• DOCUMENT SEGMENT

►

Andrew Jackson's "Cock-eyed" Indian Pipe, given to him by an old friend and Political ally from Nashville, Tennessee after he signed the Indian Removal Act of 1830. Both Jackson and his wife Rachel were avid pipe smokers. Rachel died of heart complications just two months before Jackson took office as the 7th President of the United States.
 


                                                                                                             Martin Van Buren   1782-1862
Martin Van Buren 1837-1841
Martin Van Buren signed copyright  #791 for the book: A Narrative of the Sufferings and Adventures of Capt. Charles H. Barnard, dated the 10th day of November 1829. The book was a narrative of the  time that Capt. Barnard was marooned by his crew in the Faulkland Islands. The Islands were later made famaous by Prime Minister Margaret Thatcher's Invasion.  
 

President Martin Van Buren signed military commission,promoting Edwin B. Babbitt to the rank of Captain of the Army, dated the 10th day of July 1838


 


                                                Richard Mentor Johnson V.P. 1837-1841
Richard Mentor Johnson 9th Vice President
Richard M. Johnson signed Free Frank as Vice President, dated February 1st, 1840.   Johnson is credited with killing the Great Warrior Chief Tecumseh while serving under future President William Henry Harrison during the battle of the Thames in 1813.  An unpopular Vice President, due mainly to the fact that he lived openly with and had children by one of his mulatto slaves, Johnson was dropped by Van Buren as his running mate in 1841.  Preferring to run without a Vice President, Van Buren  was defeated in his  quest for a second term by Harrison, who would live only a month into his presidency.

◄

• EXTRACTED INFORMATION
►

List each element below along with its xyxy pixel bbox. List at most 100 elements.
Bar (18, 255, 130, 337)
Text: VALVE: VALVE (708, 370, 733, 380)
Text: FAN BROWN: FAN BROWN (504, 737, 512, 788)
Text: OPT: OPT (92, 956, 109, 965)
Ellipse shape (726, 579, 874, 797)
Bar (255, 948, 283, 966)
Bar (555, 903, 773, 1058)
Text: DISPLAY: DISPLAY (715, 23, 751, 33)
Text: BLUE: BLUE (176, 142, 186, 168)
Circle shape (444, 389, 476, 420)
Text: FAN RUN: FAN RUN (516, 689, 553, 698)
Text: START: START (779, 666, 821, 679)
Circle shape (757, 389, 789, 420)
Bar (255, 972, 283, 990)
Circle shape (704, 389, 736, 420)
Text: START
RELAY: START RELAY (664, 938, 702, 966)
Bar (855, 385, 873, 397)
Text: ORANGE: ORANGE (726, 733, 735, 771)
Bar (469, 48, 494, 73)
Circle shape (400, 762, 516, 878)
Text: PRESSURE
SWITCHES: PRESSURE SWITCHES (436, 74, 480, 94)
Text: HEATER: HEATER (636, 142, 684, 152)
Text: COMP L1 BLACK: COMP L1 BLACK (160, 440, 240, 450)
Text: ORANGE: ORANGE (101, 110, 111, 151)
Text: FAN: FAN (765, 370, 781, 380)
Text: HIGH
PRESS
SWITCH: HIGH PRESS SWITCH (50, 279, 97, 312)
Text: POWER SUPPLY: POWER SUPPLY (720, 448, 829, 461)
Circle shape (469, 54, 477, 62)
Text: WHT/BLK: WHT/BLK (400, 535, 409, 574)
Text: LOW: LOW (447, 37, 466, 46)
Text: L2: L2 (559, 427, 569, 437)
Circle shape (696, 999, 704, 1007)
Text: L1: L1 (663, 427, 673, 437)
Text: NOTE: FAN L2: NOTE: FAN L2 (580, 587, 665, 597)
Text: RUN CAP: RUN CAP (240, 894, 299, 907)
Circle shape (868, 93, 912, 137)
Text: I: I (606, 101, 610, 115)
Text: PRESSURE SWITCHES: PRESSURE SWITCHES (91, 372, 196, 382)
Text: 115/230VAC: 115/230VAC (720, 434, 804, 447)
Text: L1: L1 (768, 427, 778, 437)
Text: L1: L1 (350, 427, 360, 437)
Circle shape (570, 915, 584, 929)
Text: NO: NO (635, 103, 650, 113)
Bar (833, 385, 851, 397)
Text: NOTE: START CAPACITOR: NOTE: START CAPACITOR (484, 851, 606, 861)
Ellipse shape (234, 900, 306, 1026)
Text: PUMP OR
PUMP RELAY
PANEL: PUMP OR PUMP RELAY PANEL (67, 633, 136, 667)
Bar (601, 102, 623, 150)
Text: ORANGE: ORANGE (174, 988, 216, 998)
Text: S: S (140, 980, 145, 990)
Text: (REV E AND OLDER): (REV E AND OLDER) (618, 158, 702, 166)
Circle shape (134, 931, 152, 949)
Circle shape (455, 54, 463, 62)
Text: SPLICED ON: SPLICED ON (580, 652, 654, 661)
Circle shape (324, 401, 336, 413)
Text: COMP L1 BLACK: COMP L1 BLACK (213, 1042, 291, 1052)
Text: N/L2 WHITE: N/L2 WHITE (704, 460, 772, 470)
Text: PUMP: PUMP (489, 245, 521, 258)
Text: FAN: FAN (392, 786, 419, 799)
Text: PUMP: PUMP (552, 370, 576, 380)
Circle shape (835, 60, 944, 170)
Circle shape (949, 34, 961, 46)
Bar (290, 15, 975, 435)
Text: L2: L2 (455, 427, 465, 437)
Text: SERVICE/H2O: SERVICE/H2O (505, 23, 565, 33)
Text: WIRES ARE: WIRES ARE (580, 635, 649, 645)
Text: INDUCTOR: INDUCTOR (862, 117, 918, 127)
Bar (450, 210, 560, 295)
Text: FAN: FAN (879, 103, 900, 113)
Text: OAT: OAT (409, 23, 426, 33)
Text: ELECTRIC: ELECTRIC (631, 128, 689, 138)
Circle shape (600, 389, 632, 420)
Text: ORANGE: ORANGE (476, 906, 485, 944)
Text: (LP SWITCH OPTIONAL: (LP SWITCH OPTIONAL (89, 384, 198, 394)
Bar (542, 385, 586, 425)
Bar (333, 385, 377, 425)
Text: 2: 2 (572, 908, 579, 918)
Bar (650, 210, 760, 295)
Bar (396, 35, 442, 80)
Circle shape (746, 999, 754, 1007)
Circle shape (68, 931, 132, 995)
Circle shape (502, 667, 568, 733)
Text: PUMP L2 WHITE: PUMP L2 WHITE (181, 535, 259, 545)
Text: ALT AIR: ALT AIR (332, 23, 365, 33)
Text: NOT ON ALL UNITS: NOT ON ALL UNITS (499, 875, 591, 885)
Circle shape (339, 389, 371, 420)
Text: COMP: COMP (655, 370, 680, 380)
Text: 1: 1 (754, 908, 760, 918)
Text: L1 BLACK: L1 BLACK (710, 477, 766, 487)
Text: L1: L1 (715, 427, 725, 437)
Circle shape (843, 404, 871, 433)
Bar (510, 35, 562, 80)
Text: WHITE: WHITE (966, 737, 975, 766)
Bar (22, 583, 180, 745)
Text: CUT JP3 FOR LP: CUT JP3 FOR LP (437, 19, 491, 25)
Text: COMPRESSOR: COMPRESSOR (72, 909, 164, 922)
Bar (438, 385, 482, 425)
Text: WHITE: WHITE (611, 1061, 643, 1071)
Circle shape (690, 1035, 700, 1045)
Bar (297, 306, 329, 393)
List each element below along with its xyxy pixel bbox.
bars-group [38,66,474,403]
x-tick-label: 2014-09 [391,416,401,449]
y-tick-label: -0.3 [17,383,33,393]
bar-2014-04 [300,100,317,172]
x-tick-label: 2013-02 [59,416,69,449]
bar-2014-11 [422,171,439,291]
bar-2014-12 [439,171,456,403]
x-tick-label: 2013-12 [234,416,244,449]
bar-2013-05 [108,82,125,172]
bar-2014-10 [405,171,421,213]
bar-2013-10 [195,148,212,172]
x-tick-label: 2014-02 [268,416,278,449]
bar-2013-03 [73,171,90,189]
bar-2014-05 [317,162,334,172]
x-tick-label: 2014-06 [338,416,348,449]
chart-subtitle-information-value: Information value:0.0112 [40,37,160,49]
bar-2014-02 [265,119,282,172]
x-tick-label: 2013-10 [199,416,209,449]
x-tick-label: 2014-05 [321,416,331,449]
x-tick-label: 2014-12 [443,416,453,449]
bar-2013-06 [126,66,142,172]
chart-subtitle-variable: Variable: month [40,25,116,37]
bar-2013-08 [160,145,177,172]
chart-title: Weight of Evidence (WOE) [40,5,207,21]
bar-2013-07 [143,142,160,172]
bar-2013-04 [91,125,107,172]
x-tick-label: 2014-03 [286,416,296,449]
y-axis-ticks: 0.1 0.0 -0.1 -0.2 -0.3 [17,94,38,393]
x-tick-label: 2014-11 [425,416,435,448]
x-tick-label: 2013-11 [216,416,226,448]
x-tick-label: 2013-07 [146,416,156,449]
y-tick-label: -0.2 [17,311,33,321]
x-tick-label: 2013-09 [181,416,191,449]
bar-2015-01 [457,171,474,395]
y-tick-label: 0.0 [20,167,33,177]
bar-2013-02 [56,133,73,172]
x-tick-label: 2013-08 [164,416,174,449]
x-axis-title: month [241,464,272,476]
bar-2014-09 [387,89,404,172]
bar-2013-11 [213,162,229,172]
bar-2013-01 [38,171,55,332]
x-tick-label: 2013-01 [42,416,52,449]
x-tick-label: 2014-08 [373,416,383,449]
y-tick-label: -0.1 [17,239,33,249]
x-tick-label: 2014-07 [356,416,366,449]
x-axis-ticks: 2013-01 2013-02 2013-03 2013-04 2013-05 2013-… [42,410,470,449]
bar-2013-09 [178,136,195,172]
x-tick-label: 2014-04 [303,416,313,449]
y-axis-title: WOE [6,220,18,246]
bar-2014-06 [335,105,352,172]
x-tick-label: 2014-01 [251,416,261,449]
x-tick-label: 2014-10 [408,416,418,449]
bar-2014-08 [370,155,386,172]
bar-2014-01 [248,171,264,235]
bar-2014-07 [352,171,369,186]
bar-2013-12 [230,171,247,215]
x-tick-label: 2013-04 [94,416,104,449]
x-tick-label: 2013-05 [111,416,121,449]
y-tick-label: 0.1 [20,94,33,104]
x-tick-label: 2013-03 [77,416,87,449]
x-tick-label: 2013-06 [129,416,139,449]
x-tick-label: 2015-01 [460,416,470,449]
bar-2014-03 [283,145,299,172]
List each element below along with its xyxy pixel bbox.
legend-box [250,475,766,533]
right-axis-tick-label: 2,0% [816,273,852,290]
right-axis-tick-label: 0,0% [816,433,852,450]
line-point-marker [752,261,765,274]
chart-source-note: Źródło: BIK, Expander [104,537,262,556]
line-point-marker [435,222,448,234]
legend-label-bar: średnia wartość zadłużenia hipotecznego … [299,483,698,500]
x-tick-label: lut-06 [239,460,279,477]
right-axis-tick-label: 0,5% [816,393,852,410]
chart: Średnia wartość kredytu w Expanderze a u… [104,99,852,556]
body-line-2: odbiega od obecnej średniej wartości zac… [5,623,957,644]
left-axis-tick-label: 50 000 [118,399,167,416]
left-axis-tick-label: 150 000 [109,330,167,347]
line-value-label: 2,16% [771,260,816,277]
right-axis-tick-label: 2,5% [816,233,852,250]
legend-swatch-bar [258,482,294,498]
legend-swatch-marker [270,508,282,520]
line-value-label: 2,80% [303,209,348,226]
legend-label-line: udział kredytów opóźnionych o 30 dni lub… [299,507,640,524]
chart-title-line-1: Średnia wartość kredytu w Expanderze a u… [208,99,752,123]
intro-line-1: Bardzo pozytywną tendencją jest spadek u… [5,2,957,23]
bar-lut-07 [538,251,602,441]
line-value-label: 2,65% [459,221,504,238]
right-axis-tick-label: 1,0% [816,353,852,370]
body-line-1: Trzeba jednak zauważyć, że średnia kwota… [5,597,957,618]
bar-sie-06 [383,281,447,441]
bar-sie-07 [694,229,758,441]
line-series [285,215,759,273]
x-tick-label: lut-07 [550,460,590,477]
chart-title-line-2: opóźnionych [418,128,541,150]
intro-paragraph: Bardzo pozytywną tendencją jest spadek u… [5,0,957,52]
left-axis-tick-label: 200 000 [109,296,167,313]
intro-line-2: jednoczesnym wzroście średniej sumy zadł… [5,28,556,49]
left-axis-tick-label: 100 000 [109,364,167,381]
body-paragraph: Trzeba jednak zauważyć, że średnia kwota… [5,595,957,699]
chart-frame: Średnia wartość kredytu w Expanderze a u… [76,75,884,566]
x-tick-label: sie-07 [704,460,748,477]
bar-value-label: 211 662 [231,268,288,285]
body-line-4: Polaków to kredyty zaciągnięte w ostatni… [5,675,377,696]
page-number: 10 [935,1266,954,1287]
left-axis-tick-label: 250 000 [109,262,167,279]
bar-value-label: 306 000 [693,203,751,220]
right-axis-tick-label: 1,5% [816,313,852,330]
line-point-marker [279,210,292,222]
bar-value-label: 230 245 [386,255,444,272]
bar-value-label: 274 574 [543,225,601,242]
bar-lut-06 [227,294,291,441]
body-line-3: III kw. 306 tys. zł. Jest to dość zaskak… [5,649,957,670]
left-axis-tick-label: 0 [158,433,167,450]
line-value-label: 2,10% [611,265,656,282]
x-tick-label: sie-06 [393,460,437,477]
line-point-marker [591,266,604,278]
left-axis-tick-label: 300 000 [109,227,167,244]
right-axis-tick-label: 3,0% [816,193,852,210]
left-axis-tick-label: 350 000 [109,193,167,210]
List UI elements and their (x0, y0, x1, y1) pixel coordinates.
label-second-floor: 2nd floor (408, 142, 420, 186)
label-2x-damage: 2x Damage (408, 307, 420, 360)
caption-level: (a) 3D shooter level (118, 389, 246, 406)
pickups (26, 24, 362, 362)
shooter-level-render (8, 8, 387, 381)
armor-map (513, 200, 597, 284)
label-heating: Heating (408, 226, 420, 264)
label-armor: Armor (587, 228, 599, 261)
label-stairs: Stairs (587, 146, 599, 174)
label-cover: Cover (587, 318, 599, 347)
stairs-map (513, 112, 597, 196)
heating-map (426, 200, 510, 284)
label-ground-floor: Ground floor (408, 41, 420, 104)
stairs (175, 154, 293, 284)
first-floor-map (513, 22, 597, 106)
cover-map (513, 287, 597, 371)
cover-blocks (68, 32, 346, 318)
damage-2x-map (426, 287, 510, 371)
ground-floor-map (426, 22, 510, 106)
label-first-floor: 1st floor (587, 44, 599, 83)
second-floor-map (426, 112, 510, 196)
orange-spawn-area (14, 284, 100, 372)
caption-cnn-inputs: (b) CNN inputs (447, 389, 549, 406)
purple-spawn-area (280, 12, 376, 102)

◄

• TASKS TO PERFORM
**a)** According to the text on the Jackson, Van Buren, and Johnson items, on what date did Richard M. Johnson sign the Free Frank as Vice President?
**b)** Summarize the text on the Jackson, Van Buren, and Johnson items in two sentences.
**c)** Carry on the text on the Jackson, Van Buren, and Johnson items from the point where it stops.

• YOUR RESPONSES
**a)** February 1st, 1840.

**b)** Andrew Jackson received a "Cock-eyed" Indian pipe from an old friend and political ally from Nashville, Tennessee after he signed the Indian Removal Act of 1830, and Martin Van Buren signed a copyright for a narrative about Capt. Charles H. Barnard and a military commission promoting Edwin B. Babbitt to Captain. Richard Mentor Johnson signed a Free Frank as Vice President in 1840 and is credited with killing Tecumseh in 1813, but Van Buren dropped him as running mate in 1841 because he was unpopular.

**c)**
                                                                                                      William Henry Harrison   1773-1841
William Henry Harrison 1841-41
William Henry Harrison hand-written letter to a constituent relaying the news that his town, North Willam Hills,  had been given a Post Office, Dated July 7th, 1817. Harrison served only one month as President, dying on the 4th of April 1841 from pneumonia. Despite being the second oldest man ever to become President, sixty eight,  Harrison spoke for nearly two hours in a cold March drizzle. By the time he got back to the White House that afternoon he was feeling the first symptoms of the cold that would eventually kill him.
Treaty of Greenville Plaque
William Henry Harrison signed requisition for "eight pounds of flour and bef " to be fed to the Ottowa Indians. Harrison was the Aide-de-camp to General  Anthony  "Mad Anthony"  Wayne at the time. The Northwest Indian war ended only a month earlier with the defeat of the Ottowas and the signing of the Greenville Treaty. It was this treaty that gave most of what is now Ohio to the United States. The requisition is dated September 6th, 1795


Pocket Bible carried by Cyress Norton into battle during the Mexican-American war, 1846-1848, Hand-Dated, July 8th, 1841


                                                                                                               John Tyler  1790-1862
John Tyler 1841-1845
President John Tyler signed Document Granting the remission of the forfeiture & Penalties in the Case of the Ship Yazoo, B.I.H. Trask, Ship's Master, Dated the 22cd of June, 1842.
 
President John Tyler free-franked envelope to then Secretary of War, John Bell of Tennessee.